>>>>>
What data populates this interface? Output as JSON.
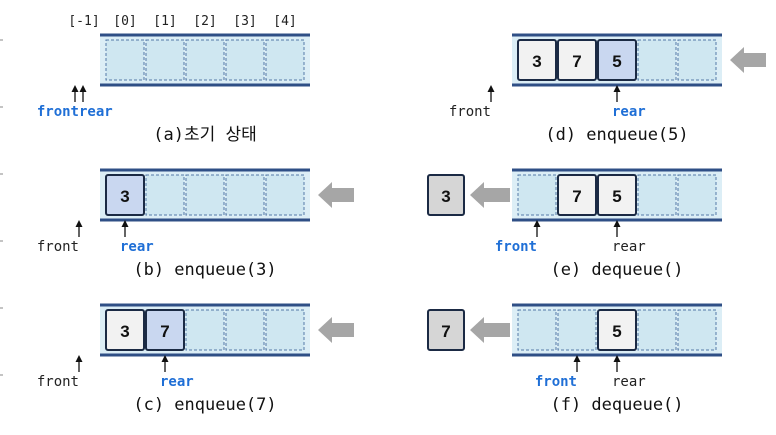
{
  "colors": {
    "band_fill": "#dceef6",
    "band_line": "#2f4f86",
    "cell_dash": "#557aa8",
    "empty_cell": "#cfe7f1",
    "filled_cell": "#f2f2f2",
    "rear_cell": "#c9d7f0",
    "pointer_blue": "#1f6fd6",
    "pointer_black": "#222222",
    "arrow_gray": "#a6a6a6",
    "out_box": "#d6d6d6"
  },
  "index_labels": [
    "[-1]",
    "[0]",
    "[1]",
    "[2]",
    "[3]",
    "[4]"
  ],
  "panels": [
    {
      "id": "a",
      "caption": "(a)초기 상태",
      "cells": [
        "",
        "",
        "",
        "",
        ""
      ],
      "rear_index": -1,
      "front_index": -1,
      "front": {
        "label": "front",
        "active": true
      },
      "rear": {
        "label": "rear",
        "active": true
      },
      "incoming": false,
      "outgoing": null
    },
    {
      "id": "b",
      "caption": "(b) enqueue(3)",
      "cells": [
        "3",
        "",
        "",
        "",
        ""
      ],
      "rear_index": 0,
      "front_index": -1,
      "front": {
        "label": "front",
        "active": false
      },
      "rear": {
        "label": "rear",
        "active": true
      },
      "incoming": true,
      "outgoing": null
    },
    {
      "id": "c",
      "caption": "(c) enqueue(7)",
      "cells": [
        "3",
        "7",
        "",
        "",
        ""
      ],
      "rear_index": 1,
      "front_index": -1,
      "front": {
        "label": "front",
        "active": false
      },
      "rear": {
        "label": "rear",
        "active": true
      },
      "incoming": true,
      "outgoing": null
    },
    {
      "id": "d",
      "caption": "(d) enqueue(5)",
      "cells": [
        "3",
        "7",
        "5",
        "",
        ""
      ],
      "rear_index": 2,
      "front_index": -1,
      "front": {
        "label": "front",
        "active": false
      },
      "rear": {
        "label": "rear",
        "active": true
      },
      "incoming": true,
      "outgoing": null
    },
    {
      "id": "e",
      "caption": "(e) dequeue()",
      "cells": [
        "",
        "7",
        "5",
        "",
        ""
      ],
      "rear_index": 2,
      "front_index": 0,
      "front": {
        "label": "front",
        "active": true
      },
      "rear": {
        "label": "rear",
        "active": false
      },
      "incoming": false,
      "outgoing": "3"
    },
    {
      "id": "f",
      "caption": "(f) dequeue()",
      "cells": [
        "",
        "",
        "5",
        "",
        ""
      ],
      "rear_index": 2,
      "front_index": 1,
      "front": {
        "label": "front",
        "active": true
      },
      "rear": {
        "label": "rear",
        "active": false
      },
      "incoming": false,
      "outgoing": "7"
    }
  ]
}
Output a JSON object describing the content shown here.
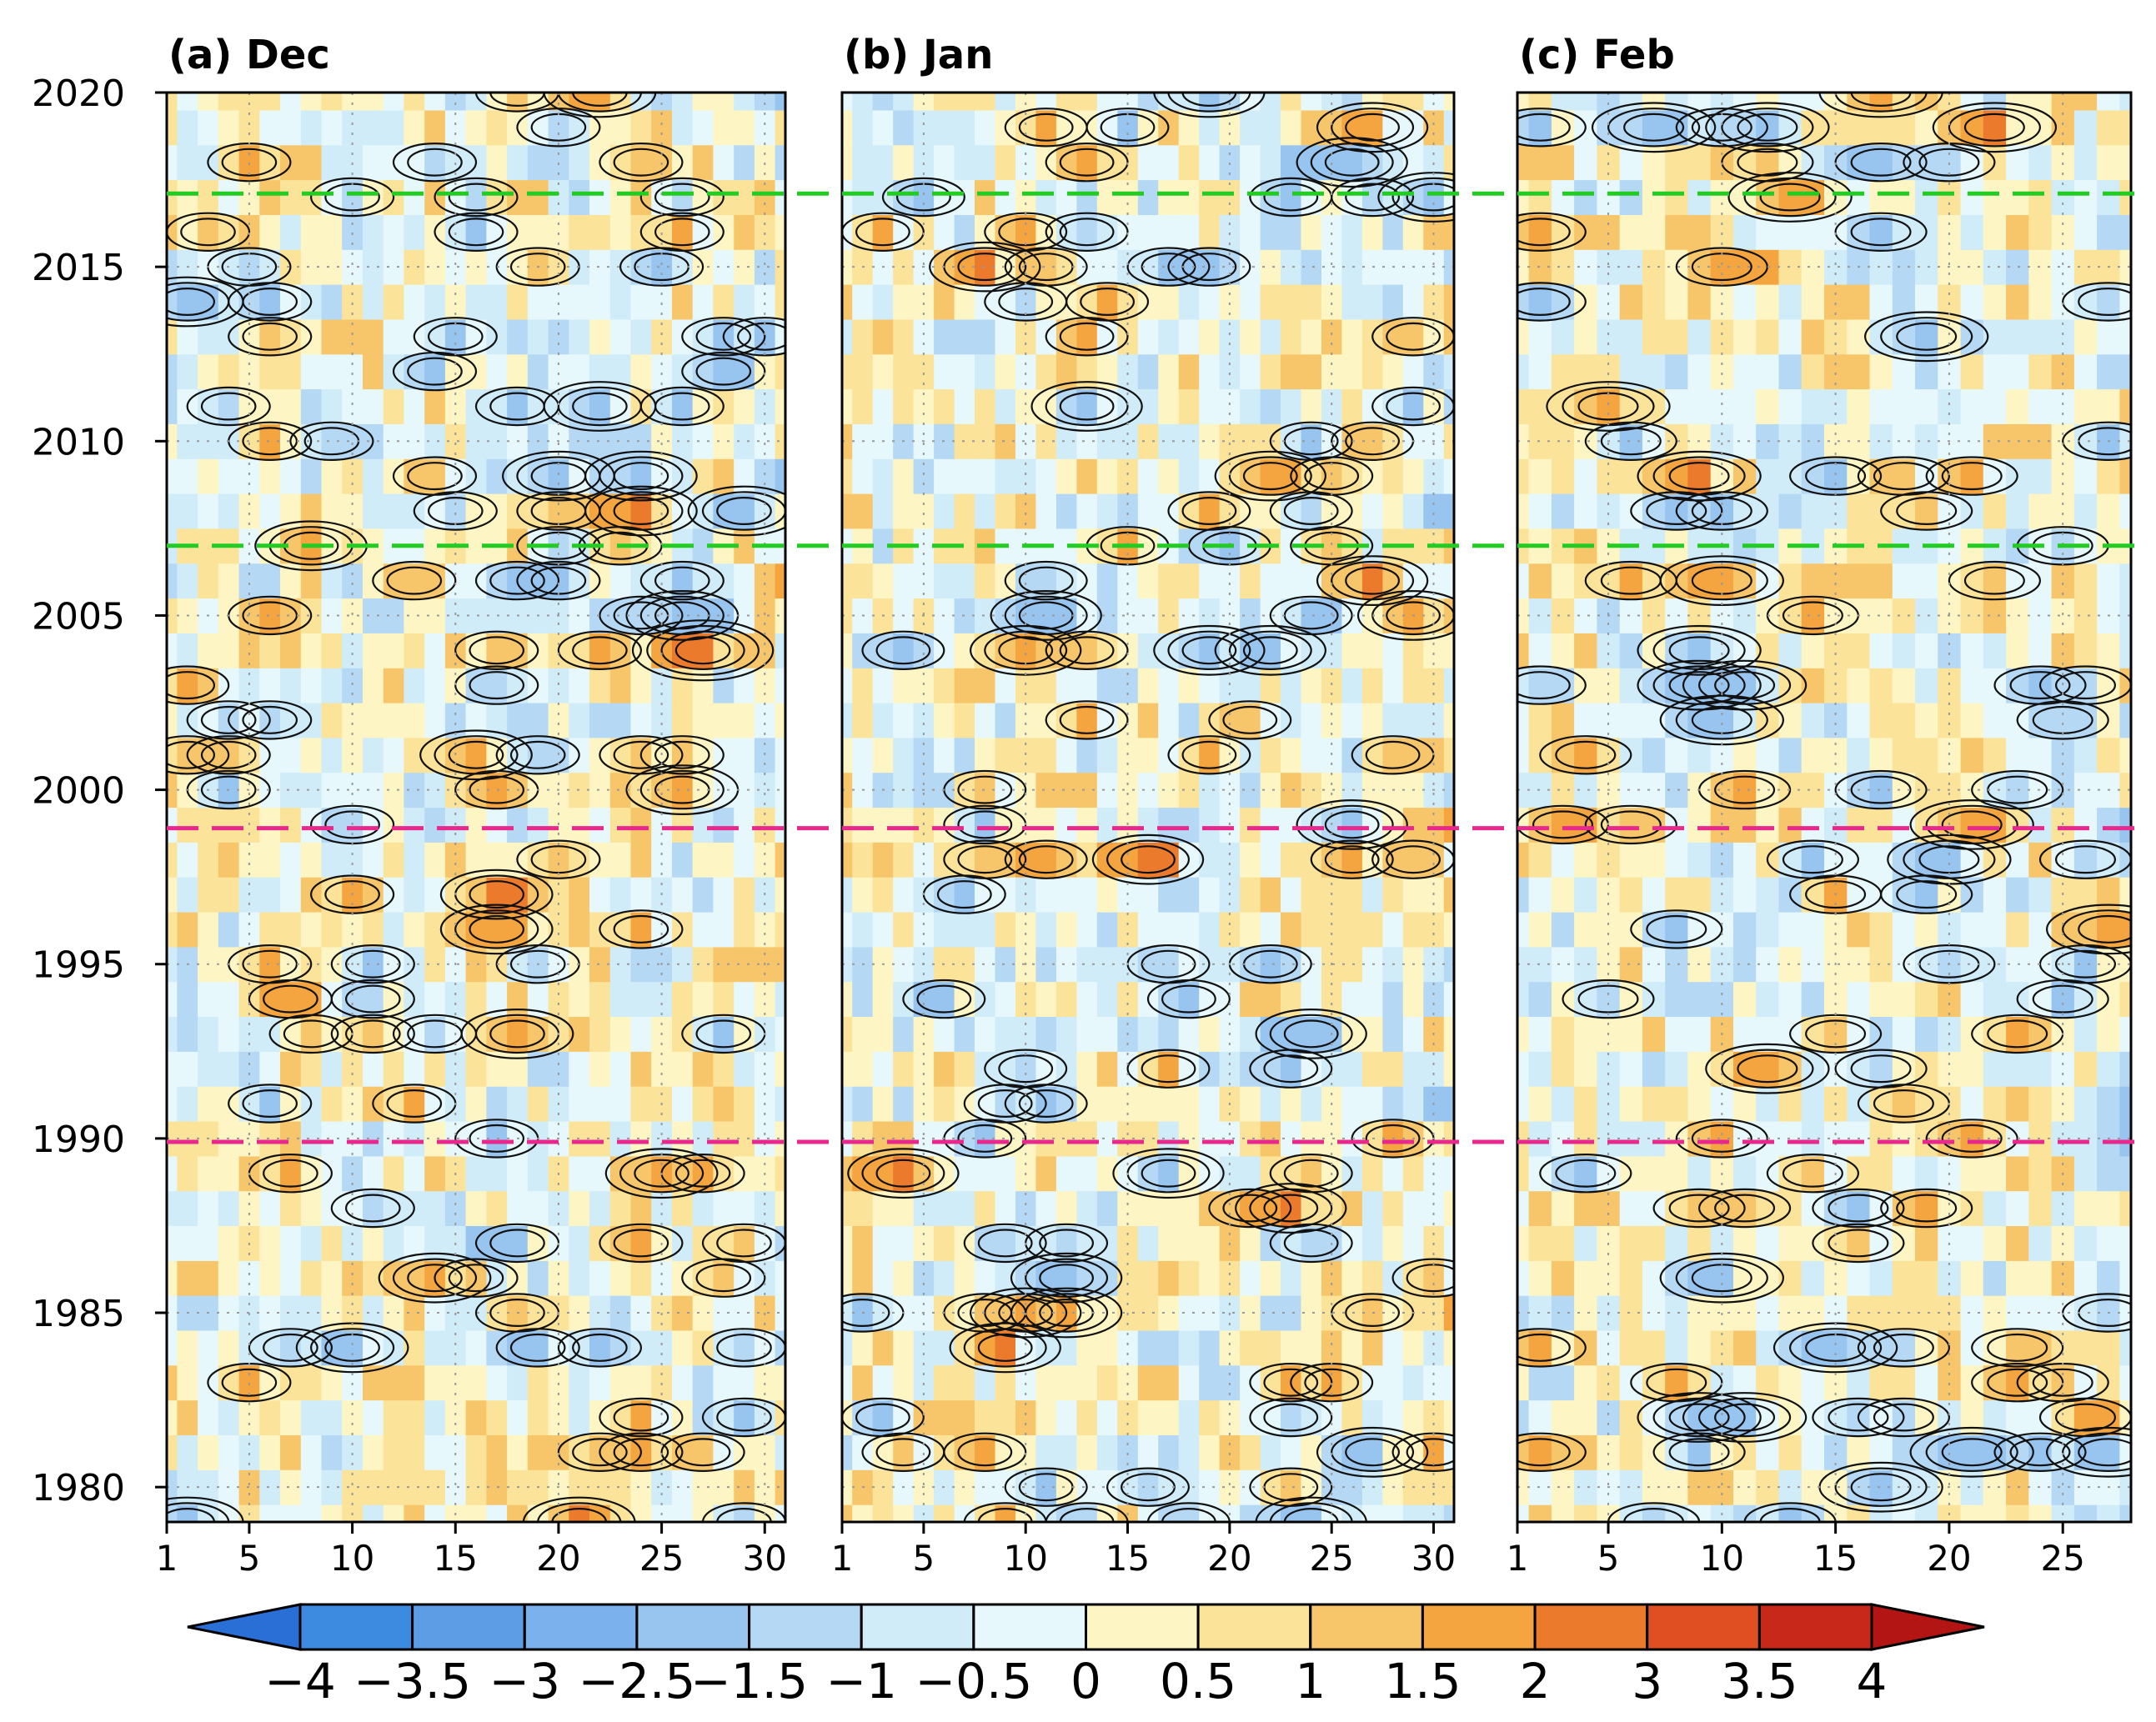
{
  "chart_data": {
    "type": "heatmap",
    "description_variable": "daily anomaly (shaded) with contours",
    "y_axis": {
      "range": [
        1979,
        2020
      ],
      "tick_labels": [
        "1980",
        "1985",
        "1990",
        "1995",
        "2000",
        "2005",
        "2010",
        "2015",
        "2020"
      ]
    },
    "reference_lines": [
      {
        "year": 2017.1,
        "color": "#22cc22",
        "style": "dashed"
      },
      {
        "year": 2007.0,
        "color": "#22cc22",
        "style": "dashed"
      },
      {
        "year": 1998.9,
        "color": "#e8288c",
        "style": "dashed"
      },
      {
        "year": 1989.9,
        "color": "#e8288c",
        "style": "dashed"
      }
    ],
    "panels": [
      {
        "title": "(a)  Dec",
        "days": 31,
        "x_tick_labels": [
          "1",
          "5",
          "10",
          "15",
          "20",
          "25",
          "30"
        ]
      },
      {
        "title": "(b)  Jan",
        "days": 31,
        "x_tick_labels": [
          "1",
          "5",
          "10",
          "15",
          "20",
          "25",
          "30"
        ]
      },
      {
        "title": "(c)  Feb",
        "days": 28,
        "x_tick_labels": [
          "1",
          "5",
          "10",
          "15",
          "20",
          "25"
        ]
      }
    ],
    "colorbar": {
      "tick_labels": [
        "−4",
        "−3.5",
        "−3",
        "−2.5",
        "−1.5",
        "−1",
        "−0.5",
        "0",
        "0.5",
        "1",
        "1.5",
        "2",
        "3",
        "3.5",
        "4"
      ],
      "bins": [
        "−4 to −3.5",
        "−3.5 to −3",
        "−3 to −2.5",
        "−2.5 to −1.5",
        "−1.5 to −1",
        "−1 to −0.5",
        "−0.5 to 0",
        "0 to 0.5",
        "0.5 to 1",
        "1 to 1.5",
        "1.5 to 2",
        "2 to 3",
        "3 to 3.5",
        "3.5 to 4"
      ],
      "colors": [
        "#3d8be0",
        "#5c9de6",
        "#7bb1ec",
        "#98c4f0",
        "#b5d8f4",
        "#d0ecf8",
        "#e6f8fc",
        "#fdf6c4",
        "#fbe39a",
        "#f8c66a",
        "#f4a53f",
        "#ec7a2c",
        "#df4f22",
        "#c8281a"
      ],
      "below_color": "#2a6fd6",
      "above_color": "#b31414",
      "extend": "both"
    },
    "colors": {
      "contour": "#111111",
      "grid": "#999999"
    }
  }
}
<<<<<
BRIEF:
Show each line in the entries that holds the string "dequeue".

SOLUTION:
      "caption": "(e) dequeue()",
      "caption": "(f) dequeue()",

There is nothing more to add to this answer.